WHAT YOU NEED TO DO
Copy out every line exactly, passing over the pictures.

-- Begin ROWS --

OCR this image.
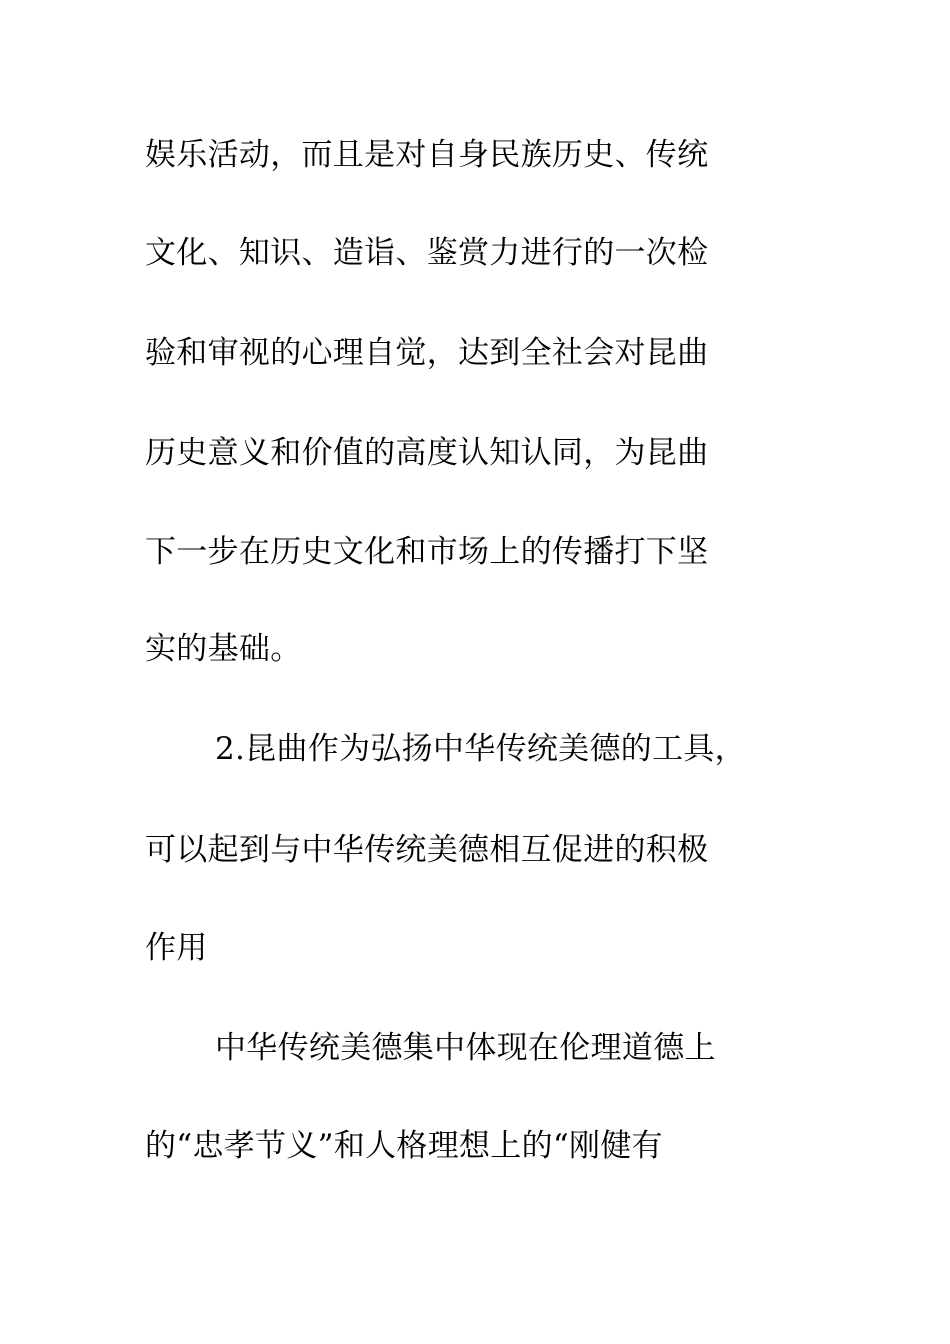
娱乐活动，而且是对自身民族历史、传统
文化、知识、造诣、鉴赏力进行的一次检
验和审视的心理自觉，达到全社会对昆曲
历史意义和价值的高度认知认同，为昆曲
下一步在历史文化和市场上的传播打下坚
实的基础。
2.昆曲作为弘扬中华传统美德的工具，
可以起到与中华传统美德相互促进的积极
作用
中华传统美德集中体现在伦理道德上
的“忠孝节义”和人格理想上的“刚健有
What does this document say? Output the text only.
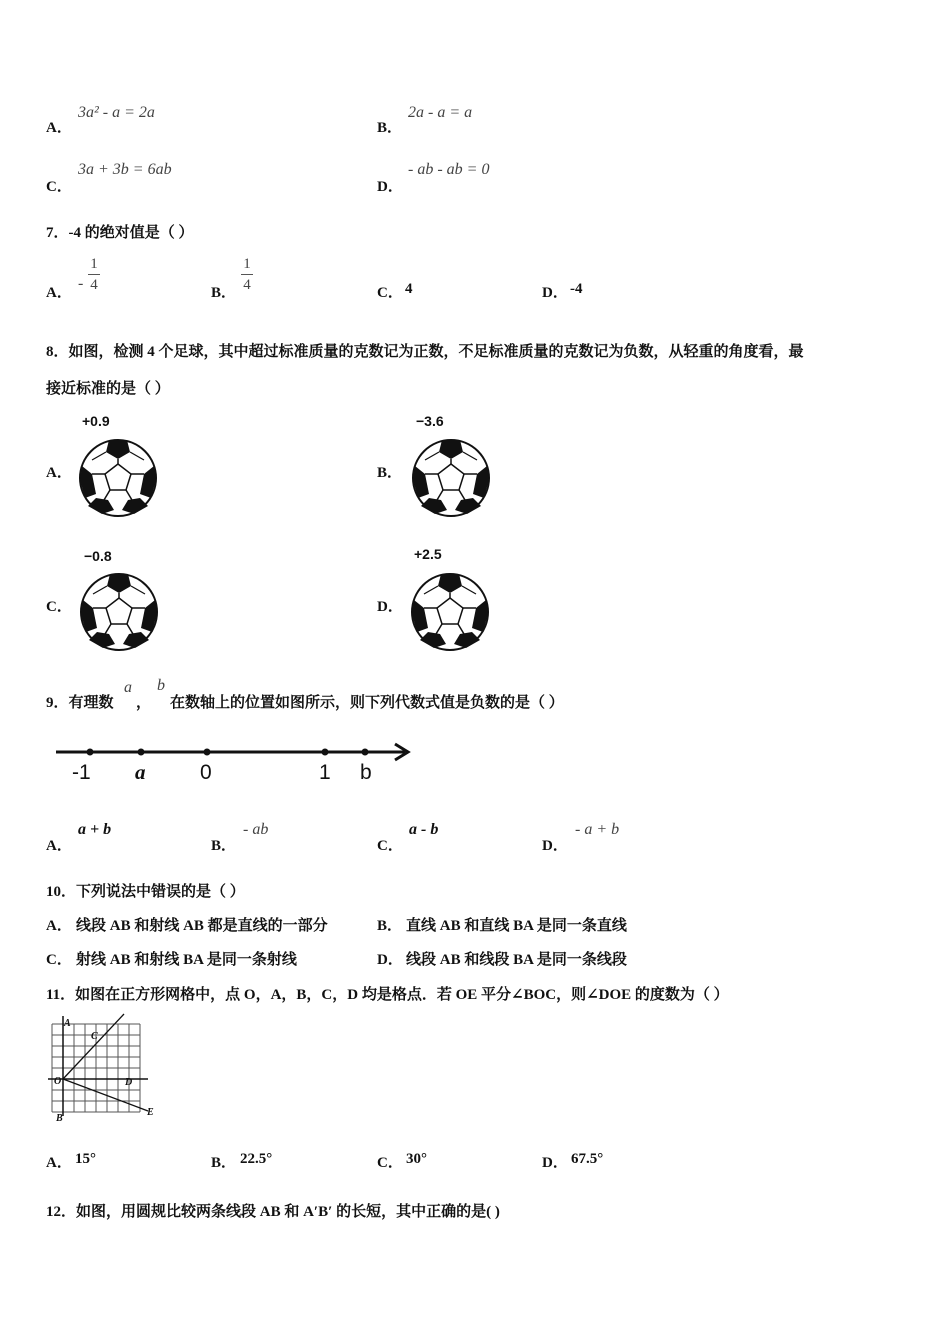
A．
3a² - a = 2a
B．
2a - a = a
C．
3a + 3b = 6ab
D．
- ab - ab = 0
7．-4 的绝对值是（ ）
A．
-
1
4	B．
1
4	C． 4	D． -4
8．如图，检测 4 个足球，其中超过标准质量的克数记为正数，不足标准质量的克数记为负数，从轻重的角度看，最
接近标准的是（ ）
A．
+0.9
B．
−3.6
C．
−0.8
D．
+2.5
9．有理数
a
，
b
在数轴上的位置如图所示，则下列代数式值是负数的是（ ）
-1 a	0	1 b
A．
a + b
B．
- ab
C．
a - b
D．
- a + b
10．下列说法中错误的是（ ）
A． 线段 AB 和射线 AB 都是直线的一部分	B． 直线 AB 和直线 BA 是同一条直线
C． 射线 AB 和射线 BA 是同一条射线	D． 线段 AB 和线段 BA 是同一条线段
11．如图在正方形网格中，点 O，A，B，C，D 均是格点．若 OE 平分∠BOC，则∠DOE 的度数为（ ）
A
C
O	D
B
E
A． 15°	B． 22.5°	C． 30°	D． 67.5°
12．如图，用圆规比较两条线段 AB 和 A′B′ 的长短，其中正确的是( )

-- End ROWS --

EXERCISE RESULT
OCR this image.
娱乐活动，而且是对自身民族历史、传统
文化、知识、造诣、鉴赏力进行的一次检
验和审视的心理自觉，达到全社会对昆曲
历史意义和价值的高度认知认同，为昆曲
下一步在历史文化和市场上的传播打下坚
实的基础。
2.昆曲作为弘扬中华传统美德的工具，
可以起到与中华传统美德相互促进的积极
作用
中华传统美德集中体现在伦理道德上
的“忠孝节义”和人格理想上的“刚健有
What does this document say? Output the text only.
A．
3a² - a = 2a
B．
2a - a = a
C．
3a + 3b = 6ab
D．
- ab - ab = 0
7．-4 的绝对值是（ ）
A．
-
1
4	B．
1
4	C． 4	D． -4
8．如图，检测 4 个足球，其中超过标准质量的克数记为正数，不足标准质量的克数记为负数，从轻重的角度看，最
接近标准的是（ ）
A．
+0.9
B．
−3.6
C．
−0.8
D．
+2.5
9．有理数
a
，
b
在数轴上的位置如图所示，则下列代数式值是负数的是（ ）
-1 a	0	1 b
A．
a + b
B．
- ab
C．
a - b
D．
- a + b
10．下列说法中错误的是（ ）
A． 线段 AB 和射线 AB 都是直线的一部分	B． 直线 AB 和直线 BA 是同一条直线
C． 射线 AB 和射线 BA 是同一条射线	D． 线段 AB 和线段 BA 是同一条线段
11．如图在正方形网格中，点 O，A，B，C，D 均是格点．若 OE 平分∠BOC，则∠DOE 的度数为（ ）
A
C
O	D
B
E
A． 15°	B． 22.5°	C． 30°	D． 67.5°
12．如图，用圆规比较两条线段 AB 和 A′B′ 的长短，其中正确的是( )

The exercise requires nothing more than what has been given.